Stored data:

════

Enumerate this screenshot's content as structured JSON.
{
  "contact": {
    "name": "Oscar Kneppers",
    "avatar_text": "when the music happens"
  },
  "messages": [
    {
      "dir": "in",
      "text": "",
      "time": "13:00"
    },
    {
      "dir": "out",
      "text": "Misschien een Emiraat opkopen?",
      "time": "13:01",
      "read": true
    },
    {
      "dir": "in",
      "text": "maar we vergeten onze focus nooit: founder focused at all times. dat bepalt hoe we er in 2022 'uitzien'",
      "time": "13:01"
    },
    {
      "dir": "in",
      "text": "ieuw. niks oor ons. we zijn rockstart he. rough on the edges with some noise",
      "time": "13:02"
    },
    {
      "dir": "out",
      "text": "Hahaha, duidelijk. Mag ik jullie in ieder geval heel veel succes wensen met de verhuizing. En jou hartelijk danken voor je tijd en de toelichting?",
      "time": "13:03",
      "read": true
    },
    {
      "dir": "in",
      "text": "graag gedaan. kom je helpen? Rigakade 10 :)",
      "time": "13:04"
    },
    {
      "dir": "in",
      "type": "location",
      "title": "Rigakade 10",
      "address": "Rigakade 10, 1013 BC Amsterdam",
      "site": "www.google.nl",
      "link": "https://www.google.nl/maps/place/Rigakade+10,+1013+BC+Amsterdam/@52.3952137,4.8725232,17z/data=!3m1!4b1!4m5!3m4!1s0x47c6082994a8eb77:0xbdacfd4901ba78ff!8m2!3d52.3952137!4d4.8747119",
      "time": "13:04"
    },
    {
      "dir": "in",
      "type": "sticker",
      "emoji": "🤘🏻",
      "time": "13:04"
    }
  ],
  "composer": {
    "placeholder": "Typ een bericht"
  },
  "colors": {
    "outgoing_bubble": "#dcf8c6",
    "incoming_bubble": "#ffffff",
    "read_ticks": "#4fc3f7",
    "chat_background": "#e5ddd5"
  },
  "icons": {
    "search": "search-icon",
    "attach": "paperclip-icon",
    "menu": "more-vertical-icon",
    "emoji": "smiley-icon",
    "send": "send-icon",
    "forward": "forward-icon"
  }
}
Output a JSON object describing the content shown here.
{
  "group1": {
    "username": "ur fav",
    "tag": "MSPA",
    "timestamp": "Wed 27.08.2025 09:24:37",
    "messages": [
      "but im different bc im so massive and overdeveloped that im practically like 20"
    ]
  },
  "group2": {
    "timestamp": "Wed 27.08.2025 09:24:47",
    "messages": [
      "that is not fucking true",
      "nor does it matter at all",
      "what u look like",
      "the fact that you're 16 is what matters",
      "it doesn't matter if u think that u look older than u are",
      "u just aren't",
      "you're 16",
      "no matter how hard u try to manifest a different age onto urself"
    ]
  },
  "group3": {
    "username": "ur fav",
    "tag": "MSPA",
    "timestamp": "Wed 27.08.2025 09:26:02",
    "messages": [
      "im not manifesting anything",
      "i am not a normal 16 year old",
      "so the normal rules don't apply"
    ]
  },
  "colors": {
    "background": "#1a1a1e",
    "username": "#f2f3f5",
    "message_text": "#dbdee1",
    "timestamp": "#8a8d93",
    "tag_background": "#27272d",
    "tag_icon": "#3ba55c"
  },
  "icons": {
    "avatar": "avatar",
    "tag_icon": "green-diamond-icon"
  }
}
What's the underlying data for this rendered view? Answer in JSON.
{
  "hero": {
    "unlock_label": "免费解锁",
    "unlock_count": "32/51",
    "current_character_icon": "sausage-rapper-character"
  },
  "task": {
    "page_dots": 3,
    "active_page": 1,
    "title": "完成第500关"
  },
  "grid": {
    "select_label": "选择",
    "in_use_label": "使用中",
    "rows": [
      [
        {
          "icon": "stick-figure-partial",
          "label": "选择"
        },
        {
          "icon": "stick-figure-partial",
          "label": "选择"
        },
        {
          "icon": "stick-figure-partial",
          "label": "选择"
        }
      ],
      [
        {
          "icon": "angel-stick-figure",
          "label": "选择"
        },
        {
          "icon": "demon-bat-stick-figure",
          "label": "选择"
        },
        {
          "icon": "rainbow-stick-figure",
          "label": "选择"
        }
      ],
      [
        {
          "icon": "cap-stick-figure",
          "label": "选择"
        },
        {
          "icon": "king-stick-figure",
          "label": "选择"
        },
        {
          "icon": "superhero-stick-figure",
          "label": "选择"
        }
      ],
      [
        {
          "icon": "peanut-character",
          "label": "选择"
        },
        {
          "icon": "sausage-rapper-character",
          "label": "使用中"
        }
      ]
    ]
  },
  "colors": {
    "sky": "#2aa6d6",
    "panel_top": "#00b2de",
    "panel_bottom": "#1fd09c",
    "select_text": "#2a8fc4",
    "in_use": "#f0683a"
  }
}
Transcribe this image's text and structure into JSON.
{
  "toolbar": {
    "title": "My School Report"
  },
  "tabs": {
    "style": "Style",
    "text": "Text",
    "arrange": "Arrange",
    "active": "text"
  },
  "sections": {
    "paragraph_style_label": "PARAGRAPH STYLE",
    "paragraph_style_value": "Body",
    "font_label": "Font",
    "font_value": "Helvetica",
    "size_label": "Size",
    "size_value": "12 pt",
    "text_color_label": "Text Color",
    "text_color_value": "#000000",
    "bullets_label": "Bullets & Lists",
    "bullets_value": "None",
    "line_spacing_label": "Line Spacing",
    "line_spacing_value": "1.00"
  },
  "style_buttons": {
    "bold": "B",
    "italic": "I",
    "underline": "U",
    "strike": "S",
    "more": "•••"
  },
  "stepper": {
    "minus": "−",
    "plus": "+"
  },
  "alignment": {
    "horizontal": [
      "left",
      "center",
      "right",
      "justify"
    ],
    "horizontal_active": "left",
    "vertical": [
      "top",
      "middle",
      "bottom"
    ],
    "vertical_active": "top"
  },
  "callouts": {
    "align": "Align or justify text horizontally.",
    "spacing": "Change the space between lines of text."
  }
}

════

Using the listing, collect all lines in which the string "title" is found.

      "title": "Rigakade 10",
    "title": "完成第500关"
    "title": "My School Report"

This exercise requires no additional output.